[Work instructions]
Track down the lines that contain "close" and copy them.

##############################

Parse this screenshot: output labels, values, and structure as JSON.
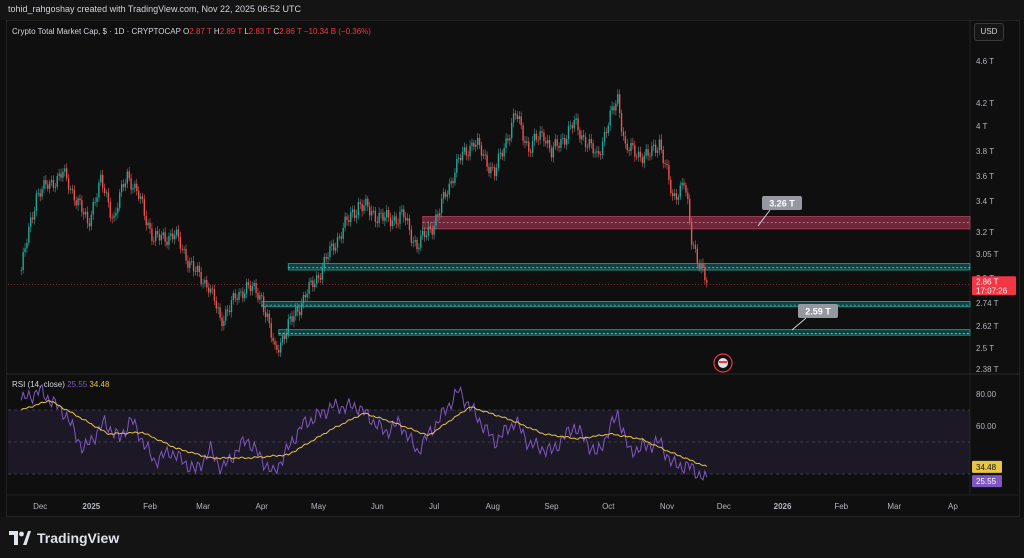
{
  "header": {
    "creator": "tohid_rahgoshay created with TradingView.com, Nov 22, 2025 06:52 UTC"
  },
  "legend": {
    "symbol": "Crypto Total Market Cap, $ · 1D · CRYPTOCAP",
    "o_label": "O",
    "o_value": "2.87 T",
    "h_label": "H",
    "h_value": "2.89 T",
    "l_label": "L",
    "l_value": "2.83 T",
    "c_label": "C",
    "c_value": "2.86 T",
    "change": "−10.34 B (−0.36%)"
  },
  "currency_button": "USD",
  "rsi_legend": {
    "label": "RSI (14, close)",
    "rsi_value": "25.55",
    "ma_value": "34.48"
  },
  "footer": {
    "brand": "TradingView"
  },
  "colors": {
    "up": "#26a69a",
    "down": "#ef5350",
    "rsi": "#7e57c2",
    "rsi_ma": "#e8c547",
    "resistance_zone": "#8e2f48",
    "support_zone": "#0e6b6b",
    "price_tag": "#f23645"
  },
  "chart_data": [
    {
      "type": "candlestick",
      "title": "Crypto Total Market Cap",
      "y_axis_ticks": [
        "4.6 T",
        "4.2 T",
        "4 T",
        "3.8 T",
        "3.6 T",
        "3.4 T",
        "3.2 T",
        "3.05 T",
        "2.9 T",
        "2.74 T",
        "2.62 T",
        "2.5 T",
        "2.38 T"
      ],
      "y_tick_values": [
        4.6,
        4.2,
        4.0,
        3.8,
        3.6,
        3.4,
        3.2,
        3.05,
        2.9,
        2.74,
        2.62,
        2.5,
        2.38
      ],
      "ylim": [
        2.38,
        4.6
      ],
      "y_scale": "log",
      "x_axis_ticks": [
        "Dec",
        "2025",
        "Feb",
        "Mar",
        "Apr",
        "May",
        "Jun",
        "Jul",
        "Aug",
        "Sep",
        "Oct",
        "Nov",
        "Dec",
        "2026",
        "Feb",
        "Mar",
        "Ap"
      ],
      "last_price": "2.86 T",
      "countdown": "17:07:26",
      "path_points": [
        [
          "2024-11-25",
          2.95
        ],
        [
          "2024-12-03",
          3.45
        ],
        [
          "2024-12-17",
          3.62
        ],
        [
          "2024-12-30",
          3.25
        ],
        [
          "2025-01-06",
          3.55
        ],
        [
          "2025-01-13",
          3.28
        ],
        [
          "2025-01-20",
          3.62
        ],
        [
          "2025-01-27",
          3.4
        ],
        [
          "2025-02-03",
          3.15
        ],
        [
          "2025-02-14",
          3.18
        ],
        [
          "2025-02-24",
          2.95
        ],
        [
          "2025-03-04",
          2.85
        ],
        [
          "2025-03-10",
          2.65
        ],
        [
          "2025-03-24",
          2.85
        ],
        [
          "2025-04-01",
          2.78
        ],
        [
          "2025-04-08",
          2.48
        ],
        [
          "2025-04-22",
          2.75
        ],
        [
          "2025-05-01",
          2.92
        ],
        [
          "2025-05-12",
          3.18
        ],
        [
          "2025-05-22",
          3.38
        ],
        [
          "2025-06-05",
          3.28
        ],
        [
          "2025-06-15",
          3.3
        ],
        [
          "2025-06-22",
          3.1
        ],
        [
          "2025-07-03",
          3.3
        ],
        [
          "2025-07-14",
          3.72
        ],
        [
          "2025-07-22",
          3.88
        ],
        [
          "2025-08-02",
          3.62
        ],
        [
          "2025-08-13",
          4.1
        ],
        [
          "2025-08-20",
          3.82
        ],
        [
          "2025-08-28",
          3.95
        ],
        [
          "2025-09-01",
          3.78
        ],
        [
          "2025-09-13",
          4.02
        ],
        [
          "2025-09-25",
          3.75
        ],
        [
          "2025-10-06",
          4.25
        ],
        [
          "2025-10-10",
          3.82
        ],
        [
          "2025-10-22",
          3.75
        ],
        [
          "2025-10-28",
          3.88
        ],
        [
          "2025-11-04",
          3.42
        ],
        [
          "2025-11-10",
          3.55
        ],
        [
          "2025-11-14",
          3.15
        ],
        [
          "2025-11-18",
          3.0
        ],
        [
          "2025-11-22",
          2.86
        ]
      ],
      "zones": [
        {
          "kind": "resistance",
          "top": 3.3,
          "bottom": 3.22,
          "start": "2025-06-25",
          "label": "3.26 T"
        },
        {
          "kind": "support",
          "top": 2.99,
          "bottom": 2.95,
          "start": "2025-04-15"
        },
        {
          "kind": "support",
          "top": 2.75,
          "bottom": 2.72,
          "start": "2025-04-01"
        },
        {
          "kind": "support",
          "top": 2.6,
          "bottom": 2.57,
          "start": "2025-04-10",
          "label": "2.59 T"
        }
      ]
    },
    {
      "type": "line",
      "title": "RSI (14, close)",
      "y_axis_ticks": [
        "80.00",
        "60.00"
      ],
      "ylim": [
        20,
        90
      ],
      "band": [
        30,
        70
      ],
      "series": [
        {
          "name": "RSI",
          "points": [
            [
              "2024-11-25",
              76
            ],
            [
              "2024-12-05",
              82
            ],
            [
              "2024-12-18",
              68
            ],
            [
              "2024-12-28",
              45
            ],
            [
              "2025-01-08",
              62
            ],
            [
              "2025-01-16",
              52
            ],
            [
              "2025-01-22",
              64
            ],
            [
              "2025-02-03",
              38
            ],
            [
              "2025-02-12",
              44
            ],
            [
              "2025-02-25",
              32
            ],
            [
              "2025-03-05",
              45
            ],
            [
              "2025-03-11",
              33
            ],
            [
              "2025-03-24",
              52
            ],
            [
              "2025-04-07",
              30
            ],
            [
              "2025-04-22",
              60
            ],
            [
              "2025-05-08",
              72
            ],
            [
              "2025-05-22",
              72
            ],
            [
              "2025-06-05",
              56
            ],
            [
              "2025-06-13",
              62
            ],
            [
              "2025-06-22",
              44
            ],
            [
              "2025-07-14",
              82
            ],
            [
              "2025-08-02",
              50
            ],
            [
              "2025-08-13",
              63
            ],
            [
              "2025-08-20",
              49
            ],
            [
              "2025-09-01",
              44
            ],
            [
              "2025-09-13",
              60
            ],
            [
              "2025-09-25",
              42
            ],
            [
              "2025-10-06",
              68
            ],
            [
              "2025-10-12",
              44
            ],
            [
              "2025-10-28",
              50
            ],
            [
              "2025-11-04",
              36
            ],
            [
              "2025-11-14",
              34
            ],
            [
              "2025-11-22",
              25.55
            ]
          ]
        },
        {
          "name": "RSI-based MA",
          "points": [
            [
              "2024-11-25",
              70
            ],
            [
              "2024-12-10",
              76
            ],
            [
              "2024-12-25",
              66
            ],
            [
              "2025-01-10",
              55
            ],
            [
              "2025-01-28",
              56
            ],
            [
              "2025-02-15",
              46
            ],
            [
              "2025-03-05",
              40
            ],
            [
              "2025-03-25",
              40
            ],
            [
              "2025-04-15",
              42
            ],
            [
              "2025-05-08",
              58
            ],
            [
              "2025-05-25",
              68
            ],
            [
              "2025-06-10",
              62
            ],
            [
              "2025-06-28",
              54
            ],
            [
              "2025-07-20",
              72
            ],
            [
              "2025-08-10",
              64
            ],
            [
              "2025-08-28",
              55
            ],
            [
              "2025-09-15",
              52
            ],
            [
              "2025-10-02",
              55
            ],
            [
              "2025-10-18",
              52
            ],
            [
              "2025-11-02",
              44
            ],
            [
              "2025-11-22",
              34.48
            ]
          ]
        }
      ]
    }
  ]
}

##############################

[In response]
    "label": "RSI (14, close)",
      "title": "RSI (14, close)",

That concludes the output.